[Input material — start]

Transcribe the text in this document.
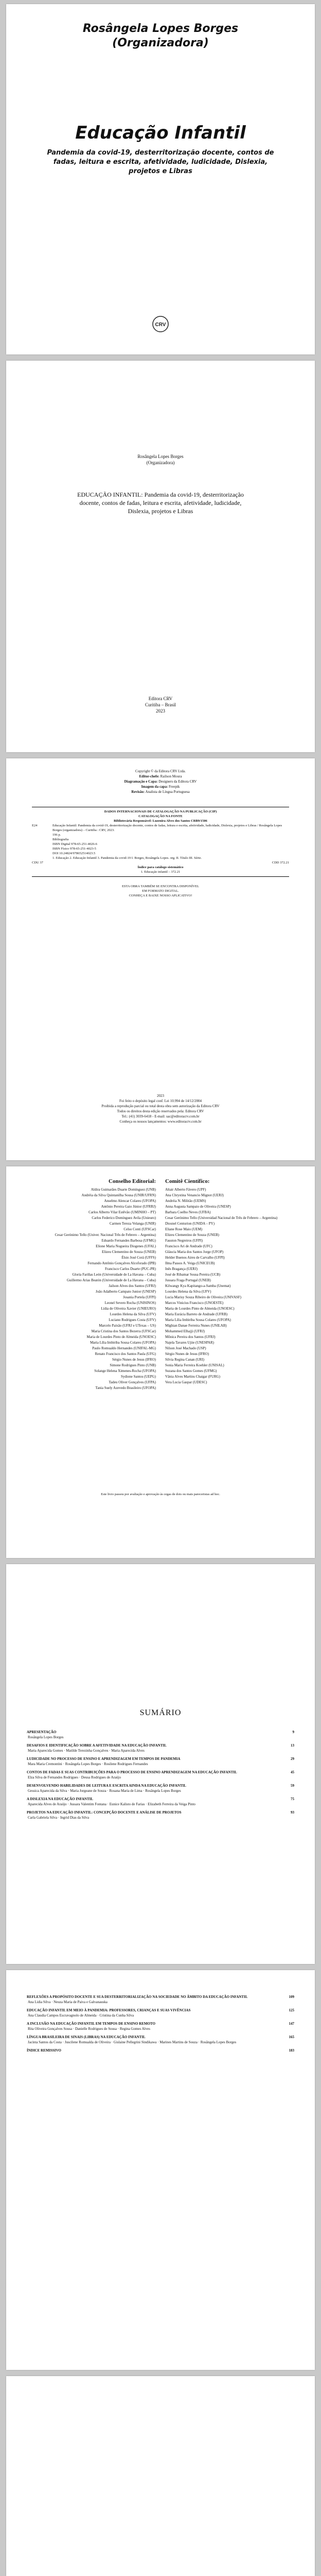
Rosângela Lopes Borges
(Organizadora)
Educação Infantil
Pandemia da covid-19, desterritorização docente, contos de fadas, leitura e escrita, afetividade, ludicidade, Dislexia, projetos e Libras
CRV
Rosângela Lopes Borges
(Organizadora)
EDUCAÇÃO INFANTIL: Pandemia da covid-19, desterritorização docente, contos de fadas, leitura e escrita, afetividade, ludicidade, Dislexia, projetos e Libras
Editora CRV
Curitiba – Brasil
2023
Copyright © da Editora CRV Ltda.
Editor-chefe: Railson Moura
Diagramação e Capa: Designers da Editora CRV
Imagem da capa: Freepik
Revisão: Analista de Língua Portuguesa
DADOS INTERNACIONAIS DE CATALOGAÇÃO NA PUBLICAÇÃO (CIP)
CATALOGAÇÃO NA FONTE
Bibliotecária Responsável: Luzenira Alves dos Santos CRB9/1506
E24	Educação Infantil: Pandemia da covid-19, desterritorização docente, contos de fadas, leitura e escrita, afetividade, ludicidade, Dislexia, projetos e Libras / Rosângela Lopes Borges (organizadora) – Curitiba : CRV, 2023.
196 p.
Bibliografia
ISBN Digital 978-65-251-4026-6
ISBN Físico 978-65-251-4023-5
DOI 10.24824/978652514023.5
1. Educação 2. Educação Infantil 3. Pandemia da covid-19 I. Borges, Rosângela Lopes. org. II. Título III. Série.
CDU 37	CDD 372.21
Índice para catálogo sistemático
1. Educação infantil – 372.21
ESTA OBRA TAMBÉM SE ENCONTRA DISPONÍVEL
EM FORMATO DIGITAL.
CONHEÇA E BAIXE NOSSO APLICATIVO!
2023
Foi feito o depósito legal conf. Lei 10.994 de 14/12/2004
Proibida a reprodução parcial ou total desta obra sem autorização da Editora CRV
Todos os direitos desta edição reservados pela: Editora CRV
Tel.: (41) 3039-6418 - E-mail: sac@editoracrv.com.br
Conheça os nossos lançamentos: www.editoracrv.com.br
Conselho Editorial:
Aldira Guimarães Duarte Domínguez (UNB)
Andréia da Silva Quintanilha Sousa (UNIR/UFRN)
Anselmo Alencar Colares (UFOPA)
Antônio Pereira Gaio Júnior (UFRRJ)
Carlos Alberto Vilar Estêvão (UMINHO – PT)
Carlos Federico Domínguez Avila (Unieuro)
Carmen Tereza Velanga (UNIR)
Celso Conti (UFSCar)
Cesar Gerónimo Tello (Univer. Nacional Três de Febrero – Argentina)
Eduardo Fernandes Barbosa (UFMG)
Elione Maria Nogueira Diogenes (UFAL)
Elizeu Clementino de Souza (UNEB)
Élsio José Corá (UFFS)
Fernando Antônio Gonçalves Alcoforado (IPB)
Francisco Carlos Duarte (PUC-PR)
Gloria Fariñas León (Universidade de La Havana – Cuba)
Guillermo Arias Beatón (Universidade de La Havana – Cuba)
Jailson Alves dos Santos (UFRJ)
João Adalberto Campato Junior (UNESP)
Josania Portela (UFPI)
Leonel Severo Rocha (UNISINOS)
Lídia de Oliveira Xavier (UNIEURO)
Lourdes Helena da Silva (UFV)
Luciano Rodrigues Costa (UFV)
Marcelo Paixão (UFRJ e UTexas – US)
Maria Cristina dos Santos Bezerra (UFSCar)
Maria de Lourdes Pinto de Almeida (UNOESC)
Maria Lília Imbiriba Sousa Colares (UFOPA)
Paulo Romualdo Hernandes (UNIFAL-MG)
Renato Francisco dos Santos Paula (UFG)
Sérgio Nunes de Jesus (IFRO)
Simone Rodrigues Pinto (UNB)
Solange Helena Ximenes-Rocha (UFOPA)
Sydione Santos (UEPG)
Tadeu Oliver Gonçalves (UFPA)
Tania Suely Azevedo Brasileiro (UFOPA)
Comitê Científico:
Altair Alberto Fávero (UPF)
Ana Chrystina Venancio Mignot (UERJ)
Andréia N. Militão (UEMS)
Anna Augusta Sampaio de Oliveira (UNESP)
Barbara Coelho Neves (UFBA)
Cesar Gerónimo Tello (Universidad Nacional de Três de Febrero – Argentina)
Diosnel Centurion (UNIDA – PY)
Eliane Rose Maio (UEM)
Elizeu Clementino de Souza (UNEB)
Fauston Negreiros (UFPI)
Francisco Ari de Andrade (UFC)
Gláucia Maria dos Santos Jorge (UFOP)
Helder Buenos Aires de Carvalho (UFPI)
Ilma Passos A. Veiga (UNICEUB)
Inês Bragança (UERJ)
José de Ribamar Sousa Pereira (UCB)
Jussara Fraga Portugal (UNEB)
Kilwangy Kya Kapitango-a-Samba (Unemat)
Lourdes Helena da Silva (UFV)
Lucia Marisy Souza Ribeiro de Oliveira (UNIVASF)
Marcos Vinicius Francisco (UNOESTE)
Maria de Lourdes Pinto de Almeida (UNOESC)
Maria Eurácia Barreto de Andrade (UFRB)
Maria Lília Imbiriba Sousa Colares (UFOPA)
Míghian Danae Ferreira Nunes (UNILAB)
Mohammed Elhajji (UFRJ)
Mônica Pereira dos Santos (UFRJ)
Najela Tavares Ujiie (UNESPAR)
Nilson José Machado (USP)
Sérgio Nunes de Jesus (IFRO)
Silvia Regina Canan (URI)
Sonia Maria Ferreira Koehler (UNISAL)
Suzana dos Santos Gomes (UFMG)
Vânia Alves Martins Chaigar (FURG)
Vera Lucia Gaspar (UDESC)
Este livro passou por avaliação e aprovação às cegas de dois ou mais pareceristas ad hoc.
SUMÁRIO
APRESENTAÇÃO	9
Rosângela Lopes Borges
DESAFIOS E IDENTIFICAÇÃO SOBRE A AFETIVIDADE NA EDUCAÇÃO INFANTIL	13
Maria Aparecida Gomes · Matilde Terezinha Gonçalves · Maria Aparecida Alves
LUDICIDADE NO PROCESSO DE ENSINO E APRENDIZAGEM EM TEMPOS DE PANDEMIA	29
Mara Maria Cremontini · Rosângela Lopes Borges · Rosilene Rodrigues Fernandes
CONTOS DE FADAS E SUAS CONTRIBUIÇÕES PARA O PROCESSO DE ENSINO APRENDIZAGEM NA EDUCAÇÃO INFANTIL	45
Elza Silva de Fernandes Rodrigues · Deusa Rodrigues de Araújo
DESENVOLVENDO HABILIDADES DE LEITURA E ESCRITA AINDA NA EDUCAÇÃO INFANTIL	59
Gessica Aparecida da Silva · Maria Jorgeane de Souza · Rosana Maria de Lima · Rosângela Lopes Borges
A DISLEXIA NA EDUCAÇÃO INFANTIL	75
Aparecida Alves de Araújo · Jussara Valentim Fontana · Eunice Kalisto de Farias · Elizabeth Ferreira da Veiga Pinto
PROJETOS NA EDUCAÇÃO INFANTIL: CONCEPÇÃO DOCENTE E ANÁLISE DE PROJETOS	93
Carla Gabriela Silva · Ingrid Dias da Silva
REFLEXÕES A PROPÓSITO DOCENTE E SUA DESTERRITORIALIZAÇÃO NA SOCIEDADE NO ÂMBITO DA EDUCAÇÃO INFANTIL	109
Ana Lidia Silva · Neuza Maria de Paiva e Galvanauska
EDUCAÇÃO INFANTIL EM MEIO À PANDEMIA: PROFESSORES, CRIANÇAS E SUAS VIVÊNCIAS	125
Ana Claudia Campos Escravagnolo de Almeida · Cristina da Cunha Silva
A INCLUSÃO NA EDUCAÇÃO INFANTIL EM TEMPOS DE ENSINO REMOTO	147
Rita Oliveira Gonçalves Sousa · Danielle Rodrigues de Sousa · Regina Gomes Alves
LÍNGUA BRASILEIRA DE SINAIS (LIBRAS) NA EDUCAÇÃO INFANTIL	165
Jacinta Santos da Costa · Juscilene Romualda de Oliveira · Gislaine Pellegrini Sindikawa · Marines Martins de Souza · Rosângela Lopes Borges
ÍNDICE REMISSIVO	183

[Input material — finish]

§ **Task prompt**
Retrieve all lines from the data that contain the string "UFOPA".

§ **Your response**
Anselmo Alencar Colares (UFOPA)
Maria Lília Imbiriba Sousa Colares (UFOPA)
Solange Helena Ximenes-Rocha (UFOPA)
Tania Suely Azevedo Brasileiro (UFOPA)
Maria Lília Imbiriba Sousa Colares (UFOPA)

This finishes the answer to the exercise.